> [Problem statement] Each entry in the listing below should be restated word for word.

>> BEGIN Provided records

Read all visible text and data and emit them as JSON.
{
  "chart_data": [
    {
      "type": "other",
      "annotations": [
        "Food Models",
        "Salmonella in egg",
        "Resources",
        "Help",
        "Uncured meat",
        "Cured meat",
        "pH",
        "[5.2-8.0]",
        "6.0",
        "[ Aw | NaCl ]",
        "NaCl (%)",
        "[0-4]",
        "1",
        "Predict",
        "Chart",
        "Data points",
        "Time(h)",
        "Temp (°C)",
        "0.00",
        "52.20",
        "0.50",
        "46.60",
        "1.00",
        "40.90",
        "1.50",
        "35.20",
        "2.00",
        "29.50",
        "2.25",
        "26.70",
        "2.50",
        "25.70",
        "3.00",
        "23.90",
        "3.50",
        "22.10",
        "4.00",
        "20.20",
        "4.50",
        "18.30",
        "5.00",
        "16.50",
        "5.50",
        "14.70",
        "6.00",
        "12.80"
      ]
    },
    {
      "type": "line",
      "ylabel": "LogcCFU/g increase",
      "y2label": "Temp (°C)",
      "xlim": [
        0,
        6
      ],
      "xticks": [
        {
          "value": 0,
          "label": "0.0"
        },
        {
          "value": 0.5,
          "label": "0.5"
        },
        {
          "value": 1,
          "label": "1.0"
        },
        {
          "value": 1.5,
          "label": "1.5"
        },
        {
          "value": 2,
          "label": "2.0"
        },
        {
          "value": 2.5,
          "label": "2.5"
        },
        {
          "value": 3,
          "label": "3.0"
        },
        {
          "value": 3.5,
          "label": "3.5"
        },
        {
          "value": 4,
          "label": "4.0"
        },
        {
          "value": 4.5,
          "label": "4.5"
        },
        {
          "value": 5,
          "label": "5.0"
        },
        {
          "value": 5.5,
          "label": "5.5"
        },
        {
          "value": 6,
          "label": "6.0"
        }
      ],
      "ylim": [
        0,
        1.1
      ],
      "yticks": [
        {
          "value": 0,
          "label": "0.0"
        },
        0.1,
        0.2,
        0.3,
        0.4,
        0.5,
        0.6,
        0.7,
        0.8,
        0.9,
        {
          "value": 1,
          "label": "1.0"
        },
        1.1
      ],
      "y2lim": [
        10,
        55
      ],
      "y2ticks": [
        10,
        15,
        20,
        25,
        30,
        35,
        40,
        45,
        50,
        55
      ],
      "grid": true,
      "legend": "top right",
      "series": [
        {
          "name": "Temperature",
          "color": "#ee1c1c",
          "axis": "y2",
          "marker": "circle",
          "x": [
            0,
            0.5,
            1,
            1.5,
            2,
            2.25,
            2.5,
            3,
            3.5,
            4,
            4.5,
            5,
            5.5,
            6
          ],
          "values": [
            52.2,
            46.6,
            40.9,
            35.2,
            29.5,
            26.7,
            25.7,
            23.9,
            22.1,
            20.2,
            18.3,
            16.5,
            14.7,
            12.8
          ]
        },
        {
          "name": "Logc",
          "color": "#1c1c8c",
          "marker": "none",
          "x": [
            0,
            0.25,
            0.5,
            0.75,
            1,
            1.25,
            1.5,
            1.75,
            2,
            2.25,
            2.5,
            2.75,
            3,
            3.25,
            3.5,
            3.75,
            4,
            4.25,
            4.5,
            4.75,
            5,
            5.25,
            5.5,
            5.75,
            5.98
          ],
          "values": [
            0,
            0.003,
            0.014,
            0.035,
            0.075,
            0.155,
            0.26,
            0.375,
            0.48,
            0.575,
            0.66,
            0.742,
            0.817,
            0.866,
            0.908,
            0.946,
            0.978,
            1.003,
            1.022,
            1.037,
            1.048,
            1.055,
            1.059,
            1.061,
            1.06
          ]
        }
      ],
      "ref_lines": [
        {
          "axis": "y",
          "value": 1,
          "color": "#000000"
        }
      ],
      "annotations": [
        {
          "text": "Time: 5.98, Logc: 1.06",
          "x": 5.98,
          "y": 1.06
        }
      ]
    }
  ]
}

>> END Provided records

> [Solution to the exercise]
Read all visible text and data and emit them as JSON.
{
  "chart_data": [
    {
      "type": "other",
      "annotations": [
        "Food Models",
        "Salmonella in egg",
        "Resources",
        "Help",
        "Uncured meat",
        "Cured meat",
        "pH",
        "[5.2-8.0]",
        "6.0",
        "[ Aw | NaCl ]",
        "NaCl (%)",
        "[0-4]",
        "1",
        "Predict",
        "Chart",
        "Data points",
        "Time(h)",
        "Temp (°C)",
        "0.00",
        "52.20",
        "0.50",
        "46.60",
        "1.00",
        "40.90",
        "1.50",
        "35.20",
        "2.00",
        "29.50",
        "2.25",
        "26.70",
        "2.50",
        "25.70",
        "3.00",
        "23.90",
        "3.50",
        "22.10",
        "4.00",
        "20.20",
        "4.50",
        "18.30",
        "5.00",
        "16.50",
        "5.50",
        "14.70",
        "6.00",
        "12.80"
      ]
    },
    {
      "type": "line",
      "ylabel": "LogcCFU/g increase",
      "y2label": "Temp (°C)",
      "xlim": [
        0,
        6
      ],
      "xticks": [
        {
          "value": 0,
          "label": "0.0"
        },
        {
          "value": 0.5,
          "label": "0.5"
        },
        {
          "value": 1,
          "label": "1.0"
        },
        {
          "value": 1.5,
          "label": "1.5"
        },
        {
          "value": 2,
          "label": "2.0"
        },
        {
          "value": 2.5,
          "label": "2.5"
        },
        {
          "value": 3,
          "label": "3.0"
        },
        {
          "value": 3.5,
          "label": "3.5"
        },
        {
          "value": 4,
          "label": "4.0"
        },
        {
          "value": 4.5,
          "label": "4.5"
        },
        {
          "value": 5,
          "label": "5.0"
        },
        {
          "value": 5.5,
          "label": "5.5"
        },
        {
          "value": 6,
          "label": "6.0"
        }
      ],
      "ylim": [
        0,
        1.1
      ],
      "yticks": [
        {
          "value": 0,
          "label": "0.0"
        },
        0.1,
        0.2,
        0.3,
        0.4,
        0.5,
        0.6,
        0.7,
        0.8,
        0.9,
        {
          "value": 1,
          "label": "1.0"
        },
        1.1
      ],
      "y2lim": [
        10,
        55
      ],
      "y2ticks": [
        10,
        15,
        20,
        25,
        30,
        35,
        40,
        45,
        50,
        55
      ],
      "grid": true,
      "legend": "top right",
      "series": [
        {
          "name": "Temperature",
          "color": "#ee1c1c",
          "axis": "y2",
          "marker": "circle",
          "x": [
            0,
            0.5,
            1,
            1.5,
            2,
            2.25,
            2.5,
            3,
            3.5,
            4,
            4.5,
            5,
            5.5,
            6
          ],
          "values": [
            52.2,
            46.6,
            40.9,
            35.2,
            29.5,
            26.7,
            25.7,
            23.9,
            22.1,
            20.2,
            18.3,
            16.5,
            14.7,
            12.8
          ]
        },
        {
          "name": "Logc",
          "color": "#1c1c8c",
          "marker": "none",
          "x": [
            0,
            0.25,
            0.5,
            0.75,
            1,
            1.25,
            1.5,
            1.75,
            2,
            2.25,
            2.5,
            2.75,
            3,
            3.25,
            3.5,
            3.75,
            4,
            4.25,
            4.5,
            4.75,
            5,
            5.25,
            5.5,
            5.75,
            5.98
          ],
          "values": [
            0,
            0.003,
            0.014,
            0.035,
            0.075,
            0.155,
            0.26,
            0.375,
            0.48,
            0.575,
            0.66,
            0.742,
            0.817,
            0.866,
            0.908,
            0.946,
            0.978,
            1.003,
            1.022,
            1.037,
            1.048,
            1.055,
            1.059,
            1.061,
            1.06
          ]
        }
      ],
      "ref_lines": [
        {
          "axis": "y",
          "value": 1,
          "color": "#000000"
        }
      ],
      "annotations": [
        {
          "text": "Time: 5.98, Logc: 1.06",
          "x": 5.98,
          "y": 1.06
        }
      ]
    }
  ]
}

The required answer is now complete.